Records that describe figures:

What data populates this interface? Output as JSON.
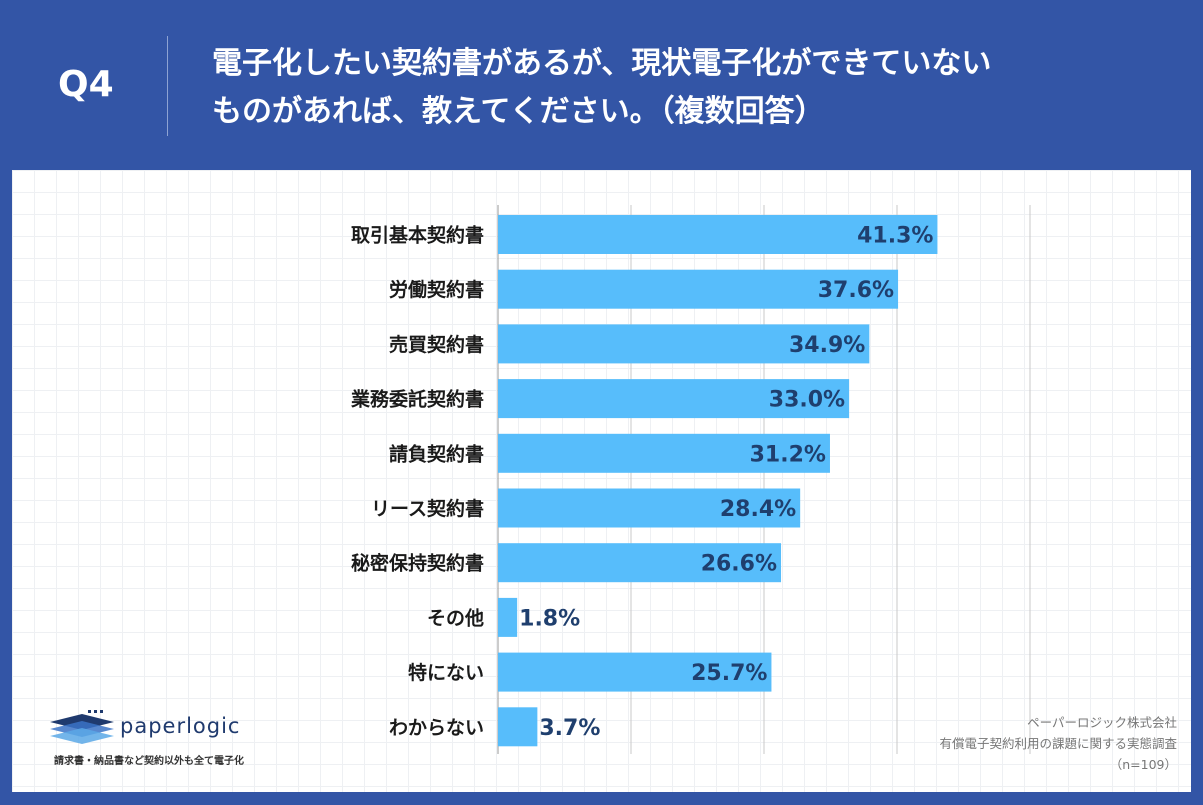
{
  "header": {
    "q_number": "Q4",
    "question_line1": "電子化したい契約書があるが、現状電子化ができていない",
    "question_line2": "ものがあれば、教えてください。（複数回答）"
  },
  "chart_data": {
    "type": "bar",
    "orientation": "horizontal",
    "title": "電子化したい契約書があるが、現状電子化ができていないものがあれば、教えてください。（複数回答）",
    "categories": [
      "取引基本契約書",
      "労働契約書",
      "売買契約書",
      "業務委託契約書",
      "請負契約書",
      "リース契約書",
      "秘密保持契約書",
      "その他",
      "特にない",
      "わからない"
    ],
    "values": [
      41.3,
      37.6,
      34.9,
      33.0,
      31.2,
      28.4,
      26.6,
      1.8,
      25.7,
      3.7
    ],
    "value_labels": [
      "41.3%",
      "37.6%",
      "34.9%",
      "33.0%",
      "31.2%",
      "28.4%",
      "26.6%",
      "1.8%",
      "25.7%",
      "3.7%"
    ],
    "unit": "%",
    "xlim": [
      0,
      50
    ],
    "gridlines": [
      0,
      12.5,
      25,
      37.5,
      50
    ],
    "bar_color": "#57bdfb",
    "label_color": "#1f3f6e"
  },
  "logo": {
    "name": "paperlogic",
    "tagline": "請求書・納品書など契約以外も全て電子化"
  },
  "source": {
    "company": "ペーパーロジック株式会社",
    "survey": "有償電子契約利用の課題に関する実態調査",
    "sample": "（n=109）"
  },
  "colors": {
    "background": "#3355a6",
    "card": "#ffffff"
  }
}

Written task: Can you retype every record above exactly, leaving out the pictures?

Answer to the problem:
What data populates this interface? Output as JSON.
{
  "header": {
    "q_number": "Q4",
    "question_line1": "電子化したい契約書があるが、現状電子化ができていない",
    "question_line2": "ものがあれば、教えてください。（複数回答）"
  },
  "chart_data": {
    "type": "bar",
    "orientation": "horizontal",
    "title": "電子化したい契約書があるが、現状電子化ができていないものがあれば、教えてください。（複数回答）",
    "categories": [
      "取引基本契約書",
      "労働契約書",
      "売買契約書",
      "業務委託契約書",
      "請負契約書",
      "リース契約書",
      "秘密保持契約書",
      "その他",
      "特にない",
      "わからない"
    ],
    "values": [
      41.3,
      37.6,
      34.9,
      33.0,
      31.2,
      28.4,
      26.6,
      1.8,
      25.7,
      3.7
    ],
    "value_labels": [
      "41.3%",
      "37.6%",
      "34.9%",
      "33.0%",
      "31.2%",
      "28.4%",
      "26.6%",
      "1.8%",
      "25.7%",
      "3.7%"
    ],
    "unit": "%",
    "xlim": [
      0,
      50
    ],
    "gridlines": [
      0,
      12.5,
      25,
      37.5,
      50
    ],
    "bar_color": "#57bdfb",
    "label_color": "#1f3f6e"
  },
  "logo": {
    "name": "paperlogic",
    "tagline": "請求書・納品書など契約以外も全て電子化"
  },
  "source": {
    "company": "ペーパーロジック株式会社",
    "survey": "有償電子契約利用の課題に関する実態調査",
    "sample": "（n=109）"
  },
  "colors": {
    "background": "#3355a6",
    "card": "#ffffff"
  }
}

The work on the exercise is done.